#### Problem:
Copy every entry precisely.

#### Dataset excerpts:
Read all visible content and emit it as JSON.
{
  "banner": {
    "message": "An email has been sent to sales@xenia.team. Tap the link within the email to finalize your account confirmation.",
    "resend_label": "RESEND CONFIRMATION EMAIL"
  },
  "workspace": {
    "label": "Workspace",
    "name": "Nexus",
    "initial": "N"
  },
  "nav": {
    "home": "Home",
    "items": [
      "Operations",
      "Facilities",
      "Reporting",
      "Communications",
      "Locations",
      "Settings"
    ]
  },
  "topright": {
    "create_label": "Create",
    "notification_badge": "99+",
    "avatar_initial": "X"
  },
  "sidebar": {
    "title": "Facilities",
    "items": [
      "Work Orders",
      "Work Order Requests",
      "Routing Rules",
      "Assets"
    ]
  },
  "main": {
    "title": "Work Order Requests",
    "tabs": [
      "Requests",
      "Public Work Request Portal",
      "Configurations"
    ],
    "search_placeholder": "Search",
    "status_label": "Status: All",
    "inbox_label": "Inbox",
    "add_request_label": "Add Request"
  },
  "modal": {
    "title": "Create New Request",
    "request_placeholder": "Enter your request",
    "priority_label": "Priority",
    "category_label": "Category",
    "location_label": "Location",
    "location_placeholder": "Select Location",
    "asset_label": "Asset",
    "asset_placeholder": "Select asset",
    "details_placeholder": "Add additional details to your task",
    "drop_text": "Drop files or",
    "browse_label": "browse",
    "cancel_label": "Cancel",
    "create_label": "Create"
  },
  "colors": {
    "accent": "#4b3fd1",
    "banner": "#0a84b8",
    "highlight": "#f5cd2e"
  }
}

#### Written reply:
Read all visible content and emit it as JSON.
{
  "banner": {
    "message": "An email has been sent to sales@xenia.team. Tap the link within the email to finalize your account confirmation.",
    "resend_label": "RESEND CONFIRMATION EMAIL"
  },
  "workspace": {
    "label": "Workspace",
    "name": "Nexus",
    "initial": "N"
  },
  "nav": {
    "home": "Home",
    "items": [
      "Operations",
      "Facilities",
      "Reporting",
      "Communications",
      "Locations",
      "Settings"
    ]
  },
  "topright": {
    "create_label": "Create",
    "notification_badge": "99+",
    "avatar_initial": "X"
  },
  "sidebar": {
    "title": "Facilities",
    "items": [
      "Work Orders",
      "Work Order Requests",
      "Routing Rules",
      "Assets"
    ]
  },
  "main": {
    "title": "Work Order Requests",
    "tabs": [
      "Requests",
      "Public Work Request Portal",
      "Configurations"
    ],
    "search_placeholder": "Search",
    "status_label": "Status: All",
    "inbox_label": "Inbox",
    "add_request_label": "Add Request"
  },
  "modal": {
    "title": "Create New Request",
    "request_placeholder": "Enter your request",
    "priority_label": "Priority",
    "category_label": "Category",
    "location_label": "Location",
    "location_placeholder": "Select Location",
    "asset_label": "Asset",
    "asset_placeholder": "Select asset",
    "details_placeholder": "Add additional details to your task",
    "drop_text": "Drop files or",
    "browse_label": "browse",
    "cancel_label": "Cancel",
    "create_label": "Create"
  },
  "colors": {
    "accent": "#4b3fd1",
    "banner": "#0a84b8",
    "highlight": "#f5cd2e"
  }
}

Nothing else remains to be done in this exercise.